| Exercise objective |
Look through the data below. Show each line where the string "نكاحها" occurs.

| Rows from a dataset |
________________

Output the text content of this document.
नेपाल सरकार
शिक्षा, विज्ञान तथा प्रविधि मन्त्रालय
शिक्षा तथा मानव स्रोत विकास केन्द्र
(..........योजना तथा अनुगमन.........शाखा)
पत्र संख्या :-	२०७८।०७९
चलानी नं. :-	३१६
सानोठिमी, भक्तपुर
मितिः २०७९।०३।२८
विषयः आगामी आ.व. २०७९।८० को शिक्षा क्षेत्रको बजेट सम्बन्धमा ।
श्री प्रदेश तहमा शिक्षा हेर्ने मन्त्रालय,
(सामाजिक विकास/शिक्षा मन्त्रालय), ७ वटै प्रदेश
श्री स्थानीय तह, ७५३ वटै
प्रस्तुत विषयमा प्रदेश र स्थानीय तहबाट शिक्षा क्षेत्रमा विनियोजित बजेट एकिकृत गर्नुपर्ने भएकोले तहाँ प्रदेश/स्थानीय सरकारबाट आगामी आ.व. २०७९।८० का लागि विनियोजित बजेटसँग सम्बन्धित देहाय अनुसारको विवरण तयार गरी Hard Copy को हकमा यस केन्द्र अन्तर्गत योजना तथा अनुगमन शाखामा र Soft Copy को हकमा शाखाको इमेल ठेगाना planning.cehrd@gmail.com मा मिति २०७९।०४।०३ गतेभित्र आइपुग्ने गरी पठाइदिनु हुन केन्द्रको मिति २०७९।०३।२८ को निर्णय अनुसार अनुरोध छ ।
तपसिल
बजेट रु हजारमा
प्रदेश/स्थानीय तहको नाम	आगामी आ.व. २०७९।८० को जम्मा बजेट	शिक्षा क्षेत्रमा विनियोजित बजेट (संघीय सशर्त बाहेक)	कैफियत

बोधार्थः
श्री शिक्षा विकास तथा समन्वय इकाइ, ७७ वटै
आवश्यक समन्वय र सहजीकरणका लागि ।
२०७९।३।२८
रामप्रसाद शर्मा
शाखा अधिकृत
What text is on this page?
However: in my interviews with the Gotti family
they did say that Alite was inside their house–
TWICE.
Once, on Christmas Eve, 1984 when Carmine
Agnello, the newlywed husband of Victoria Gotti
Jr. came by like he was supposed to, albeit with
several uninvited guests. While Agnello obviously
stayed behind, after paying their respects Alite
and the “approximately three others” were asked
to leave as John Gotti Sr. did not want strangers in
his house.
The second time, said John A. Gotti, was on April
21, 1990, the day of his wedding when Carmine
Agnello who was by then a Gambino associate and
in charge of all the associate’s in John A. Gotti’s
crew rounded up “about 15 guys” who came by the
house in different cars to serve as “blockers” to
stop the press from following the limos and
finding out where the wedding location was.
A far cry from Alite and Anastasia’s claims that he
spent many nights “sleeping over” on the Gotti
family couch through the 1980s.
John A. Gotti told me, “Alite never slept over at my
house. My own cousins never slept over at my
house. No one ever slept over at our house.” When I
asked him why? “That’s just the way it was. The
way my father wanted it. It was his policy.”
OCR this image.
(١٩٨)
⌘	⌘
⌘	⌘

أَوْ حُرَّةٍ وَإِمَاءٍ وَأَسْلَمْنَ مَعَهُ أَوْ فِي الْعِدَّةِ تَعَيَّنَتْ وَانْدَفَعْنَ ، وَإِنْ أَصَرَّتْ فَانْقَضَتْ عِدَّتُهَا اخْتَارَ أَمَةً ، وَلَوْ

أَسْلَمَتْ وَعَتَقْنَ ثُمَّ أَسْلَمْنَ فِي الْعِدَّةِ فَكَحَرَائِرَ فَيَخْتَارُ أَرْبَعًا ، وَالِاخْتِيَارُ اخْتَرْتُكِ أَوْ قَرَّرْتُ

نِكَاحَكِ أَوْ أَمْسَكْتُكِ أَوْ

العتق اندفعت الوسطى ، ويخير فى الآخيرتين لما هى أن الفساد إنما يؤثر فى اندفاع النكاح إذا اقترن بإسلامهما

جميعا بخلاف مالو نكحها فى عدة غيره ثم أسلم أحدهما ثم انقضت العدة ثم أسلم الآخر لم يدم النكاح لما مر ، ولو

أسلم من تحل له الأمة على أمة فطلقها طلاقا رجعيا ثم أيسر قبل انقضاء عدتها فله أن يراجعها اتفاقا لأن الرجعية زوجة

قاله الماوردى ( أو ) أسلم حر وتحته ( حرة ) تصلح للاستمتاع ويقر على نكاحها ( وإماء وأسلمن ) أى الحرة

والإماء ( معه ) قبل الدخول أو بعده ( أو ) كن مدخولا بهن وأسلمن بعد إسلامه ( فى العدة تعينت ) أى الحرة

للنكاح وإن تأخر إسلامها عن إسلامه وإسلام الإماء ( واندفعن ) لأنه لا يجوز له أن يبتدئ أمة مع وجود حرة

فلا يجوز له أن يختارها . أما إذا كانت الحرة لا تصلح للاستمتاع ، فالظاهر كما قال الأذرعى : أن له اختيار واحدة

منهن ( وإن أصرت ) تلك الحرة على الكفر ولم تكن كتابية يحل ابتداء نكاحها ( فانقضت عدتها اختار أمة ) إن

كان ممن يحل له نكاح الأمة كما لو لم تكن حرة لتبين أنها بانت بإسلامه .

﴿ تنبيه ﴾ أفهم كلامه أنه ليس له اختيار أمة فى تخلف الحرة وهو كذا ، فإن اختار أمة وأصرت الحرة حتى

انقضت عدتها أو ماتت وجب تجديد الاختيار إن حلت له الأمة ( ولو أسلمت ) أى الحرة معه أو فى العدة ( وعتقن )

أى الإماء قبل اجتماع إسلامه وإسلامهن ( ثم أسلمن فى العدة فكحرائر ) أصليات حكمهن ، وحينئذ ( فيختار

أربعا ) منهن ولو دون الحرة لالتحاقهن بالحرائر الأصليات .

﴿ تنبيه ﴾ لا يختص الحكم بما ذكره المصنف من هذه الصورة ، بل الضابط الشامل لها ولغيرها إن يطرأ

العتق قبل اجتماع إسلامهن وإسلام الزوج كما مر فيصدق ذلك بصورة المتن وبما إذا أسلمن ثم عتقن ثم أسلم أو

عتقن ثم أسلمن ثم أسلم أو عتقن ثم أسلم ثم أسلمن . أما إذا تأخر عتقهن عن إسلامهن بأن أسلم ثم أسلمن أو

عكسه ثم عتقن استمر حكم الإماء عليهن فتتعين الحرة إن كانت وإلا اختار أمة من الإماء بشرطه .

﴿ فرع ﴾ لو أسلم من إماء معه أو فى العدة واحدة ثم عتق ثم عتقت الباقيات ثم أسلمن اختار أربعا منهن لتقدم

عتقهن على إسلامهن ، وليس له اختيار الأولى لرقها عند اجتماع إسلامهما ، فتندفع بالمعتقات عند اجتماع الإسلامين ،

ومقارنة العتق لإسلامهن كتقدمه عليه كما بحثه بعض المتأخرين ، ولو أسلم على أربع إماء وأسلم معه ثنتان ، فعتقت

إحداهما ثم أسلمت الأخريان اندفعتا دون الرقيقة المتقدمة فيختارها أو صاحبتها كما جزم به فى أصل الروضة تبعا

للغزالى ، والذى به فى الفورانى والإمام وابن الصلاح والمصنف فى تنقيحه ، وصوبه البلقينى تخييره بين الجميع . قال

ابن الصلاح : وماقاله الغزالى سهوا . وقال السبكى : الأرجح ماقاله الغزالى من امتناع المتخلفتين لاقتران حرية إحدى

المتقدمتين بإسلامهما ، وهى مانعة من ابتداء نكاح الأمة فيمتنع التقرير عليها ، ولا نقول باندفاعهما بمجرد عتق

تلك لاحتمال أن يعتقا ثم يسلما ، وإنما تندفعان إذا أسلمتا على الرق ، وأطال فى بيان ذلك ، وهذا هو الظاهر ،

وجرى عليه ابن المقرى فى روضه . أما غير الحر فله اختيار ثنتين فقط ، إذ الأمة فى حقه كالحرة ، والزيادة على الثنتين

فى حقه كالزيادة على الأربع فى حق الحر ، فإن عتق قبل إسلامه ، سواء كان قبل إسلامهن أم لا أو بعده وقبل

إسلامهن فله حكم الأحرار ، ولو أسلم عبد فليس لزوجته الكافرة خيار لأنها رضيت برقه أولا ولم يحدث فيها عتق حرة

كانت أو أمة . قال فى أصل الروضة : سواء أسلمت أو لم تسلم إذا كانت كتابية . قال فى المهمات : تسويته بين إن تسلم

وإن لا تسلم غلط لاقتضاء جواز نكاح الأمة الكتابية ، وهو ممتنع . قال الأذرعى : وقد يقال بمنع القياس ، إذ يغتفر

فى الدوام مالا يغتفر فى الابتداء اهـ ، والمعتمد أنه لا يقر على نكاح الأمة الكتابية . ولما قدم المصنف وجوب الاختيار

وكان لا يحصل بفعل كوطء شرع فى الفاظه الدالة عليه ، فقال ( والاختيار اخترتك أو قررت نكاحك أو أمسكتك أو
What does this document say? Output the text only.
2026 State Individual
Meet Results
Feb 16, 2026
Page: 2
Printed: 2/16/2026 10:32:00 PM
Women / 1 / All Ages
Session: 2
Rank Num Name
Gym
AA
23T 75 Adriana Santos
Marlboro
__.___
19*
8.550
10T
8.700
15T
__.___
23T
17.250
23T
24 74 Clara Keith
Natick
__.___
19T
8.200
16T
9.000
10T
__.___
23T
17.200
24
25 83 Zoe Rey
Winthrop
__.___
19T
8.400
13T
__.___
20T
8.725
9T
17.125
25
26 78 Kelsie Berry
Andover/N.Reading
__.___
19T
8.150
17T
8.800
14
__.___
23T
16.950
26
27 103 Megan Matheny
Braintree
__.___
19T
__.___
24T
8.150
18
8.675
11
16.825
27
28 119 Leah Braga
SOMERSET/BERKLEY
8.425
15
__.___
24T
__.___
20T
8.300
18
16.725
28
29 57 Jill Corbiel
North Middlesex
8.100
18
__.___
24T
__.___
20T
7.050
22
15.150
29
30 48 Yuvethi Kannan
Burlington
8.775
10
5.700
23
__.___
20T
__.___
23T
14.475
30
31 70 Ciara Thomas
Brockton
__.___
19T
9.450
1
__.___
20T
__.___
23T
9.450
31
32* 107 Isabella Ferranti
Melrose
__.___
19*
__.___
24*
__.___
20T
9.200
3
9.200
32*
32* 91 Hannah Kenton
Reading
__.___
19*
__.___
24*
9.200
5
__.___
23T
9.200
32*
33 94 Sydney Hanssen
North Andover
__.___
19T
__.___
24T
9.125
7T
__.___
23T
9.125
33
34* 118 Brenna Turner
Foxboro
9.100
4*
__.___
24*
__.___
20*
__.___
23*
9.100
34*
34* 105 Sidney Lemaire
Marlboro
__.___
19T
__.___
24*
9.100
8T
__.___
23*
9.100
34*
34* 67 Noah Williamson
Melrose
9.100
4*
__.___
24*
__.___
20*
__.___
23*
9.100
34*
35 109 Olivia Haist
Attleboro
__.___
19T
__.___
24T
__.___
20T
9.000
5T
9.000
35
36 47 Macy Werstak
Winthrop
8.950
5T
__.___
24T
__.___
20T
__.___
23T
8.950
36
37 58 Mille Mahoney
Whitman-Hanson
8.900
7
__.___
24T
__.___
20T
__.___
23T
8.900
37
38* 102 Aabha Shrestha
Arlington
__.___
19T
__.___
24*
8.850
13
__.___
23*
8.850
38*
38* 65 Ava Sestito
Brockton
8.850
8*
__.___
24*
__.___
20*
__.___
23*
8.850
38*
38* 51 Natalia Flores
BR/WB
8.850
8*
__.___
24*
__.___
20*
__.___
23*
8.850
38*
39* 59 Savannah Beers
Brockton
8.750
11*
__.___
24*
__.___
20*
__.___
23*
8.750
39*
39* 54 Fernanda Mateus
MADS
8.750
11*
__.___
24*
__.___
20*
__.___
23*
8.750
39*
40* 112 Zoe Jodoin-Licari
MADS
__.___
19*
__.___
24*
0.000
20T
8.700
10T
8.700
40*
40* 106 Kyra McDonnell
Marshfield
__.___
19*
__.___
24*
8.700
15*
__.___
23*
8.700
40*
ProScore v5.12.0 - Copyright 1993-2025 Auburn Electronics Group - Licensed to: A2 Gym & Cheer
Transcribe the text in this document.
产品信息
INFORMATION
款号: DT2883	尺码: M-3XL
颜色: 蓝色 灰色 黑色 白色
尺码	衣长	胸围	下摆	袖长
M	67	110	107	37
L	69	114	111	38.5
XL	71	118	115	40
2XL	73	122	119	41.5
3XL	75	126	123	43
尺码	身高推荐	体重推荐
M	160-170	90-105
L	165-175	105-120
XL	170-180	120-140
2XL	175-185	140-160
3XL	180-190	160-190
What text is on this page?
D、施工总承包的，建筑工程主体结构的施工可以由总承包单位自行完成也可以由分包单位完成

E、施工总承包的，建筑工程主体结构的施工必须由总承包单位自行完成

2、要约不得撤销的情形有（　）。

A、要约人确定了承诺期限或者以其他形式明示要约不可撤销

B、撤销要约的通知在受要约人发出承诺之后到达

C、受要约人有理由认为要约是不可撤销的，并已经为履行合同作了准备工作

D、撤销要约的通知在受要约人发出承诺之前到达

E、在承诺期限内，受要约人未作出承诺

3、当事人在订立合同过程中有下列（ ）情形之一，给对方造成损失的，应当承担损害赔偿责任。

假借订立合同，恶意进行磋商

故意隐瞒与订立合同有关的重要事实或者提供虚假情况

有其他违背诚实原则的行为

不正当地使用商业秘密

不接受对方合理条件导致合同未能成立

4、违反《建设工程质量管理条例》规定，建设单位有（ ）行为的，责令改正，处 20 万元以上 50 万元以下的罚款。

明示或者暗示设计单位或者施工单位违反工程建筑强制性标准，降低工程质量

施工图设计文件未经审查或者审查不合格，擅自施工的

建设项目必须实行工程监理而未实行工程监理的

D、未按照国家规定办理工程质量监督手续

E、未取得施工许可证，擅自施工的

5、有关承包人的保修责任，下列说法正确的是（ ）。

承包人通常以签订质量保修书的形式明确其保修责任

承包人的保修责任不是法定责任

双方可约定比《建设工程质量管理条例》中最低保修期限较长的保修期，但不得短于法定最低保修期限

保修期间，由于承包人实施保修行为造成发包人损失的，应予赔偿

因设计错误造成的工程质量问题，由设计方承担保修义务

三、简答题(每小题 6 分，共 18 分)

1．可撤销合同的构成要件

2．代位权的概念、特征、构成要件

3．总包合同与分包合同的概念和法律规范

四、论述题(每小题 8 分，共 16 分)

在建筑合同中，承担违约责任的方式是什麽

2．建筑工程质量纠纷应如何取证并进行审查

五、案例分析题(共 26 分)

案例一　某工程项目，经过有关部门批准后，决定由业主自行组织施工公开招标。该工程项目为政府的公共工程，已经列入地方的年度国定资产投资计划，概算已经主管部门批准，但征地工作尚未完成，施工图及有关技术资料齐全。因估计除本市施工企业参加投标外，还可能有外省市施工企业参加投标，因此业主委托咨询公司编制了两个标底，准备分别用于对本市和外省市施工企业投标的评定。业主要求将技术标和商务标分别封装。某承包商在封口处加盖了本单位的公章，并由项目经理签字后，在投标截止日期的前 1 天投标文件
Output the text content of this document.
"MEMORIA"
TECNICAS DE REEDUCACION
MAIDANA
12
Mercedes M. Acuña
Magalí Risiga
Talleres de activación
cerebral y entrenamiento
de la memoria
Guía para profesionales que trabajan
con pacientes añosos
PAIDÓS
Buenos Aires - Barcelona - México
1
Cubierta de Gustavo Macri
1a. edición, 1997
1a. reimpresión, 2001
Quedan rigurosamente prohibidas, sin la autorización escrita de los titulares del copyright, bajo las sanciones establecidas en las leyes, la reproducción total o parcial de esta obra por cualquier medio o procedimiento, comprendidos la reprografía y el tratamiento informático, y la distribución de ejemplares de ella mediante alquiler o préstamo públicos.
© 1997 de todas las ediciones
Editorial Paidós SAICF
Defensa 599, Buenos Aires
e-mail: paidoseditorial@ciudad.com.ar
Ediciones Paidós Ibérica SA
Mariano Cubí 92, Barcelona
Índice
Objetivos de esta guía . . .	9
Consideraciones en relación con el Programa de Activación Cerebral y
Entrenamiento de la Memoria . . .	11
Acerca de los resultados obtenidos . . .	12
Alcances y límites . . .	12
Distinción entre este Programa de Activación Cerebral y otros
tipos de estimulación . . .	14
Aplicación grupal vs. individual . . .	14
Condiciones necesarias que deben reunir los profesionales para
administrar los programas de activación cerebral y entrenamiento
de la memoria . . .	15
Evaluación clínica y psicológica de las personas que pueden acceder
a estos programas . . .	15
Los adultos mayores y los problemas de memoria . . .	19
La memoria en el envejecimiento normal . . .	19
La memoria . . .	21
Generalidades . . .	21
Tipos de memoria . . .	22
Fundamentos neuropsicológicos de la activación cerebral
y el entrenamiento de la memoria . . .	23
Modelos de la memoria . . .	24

________________

| Completed task |
قاله الماوردى ( أو ) أسلم حر وتحته ( حرة ) تصلح للاستمتاع ويقر على نكاحها ( وإماء وأسلمن ) أى الحرة
منهن ( وإن أصرت ) تلك الحرة على الكفر ولم تكن كتابية يحل ابتداء نكاحها ( فانقضت عدتها اختار أمة ) إن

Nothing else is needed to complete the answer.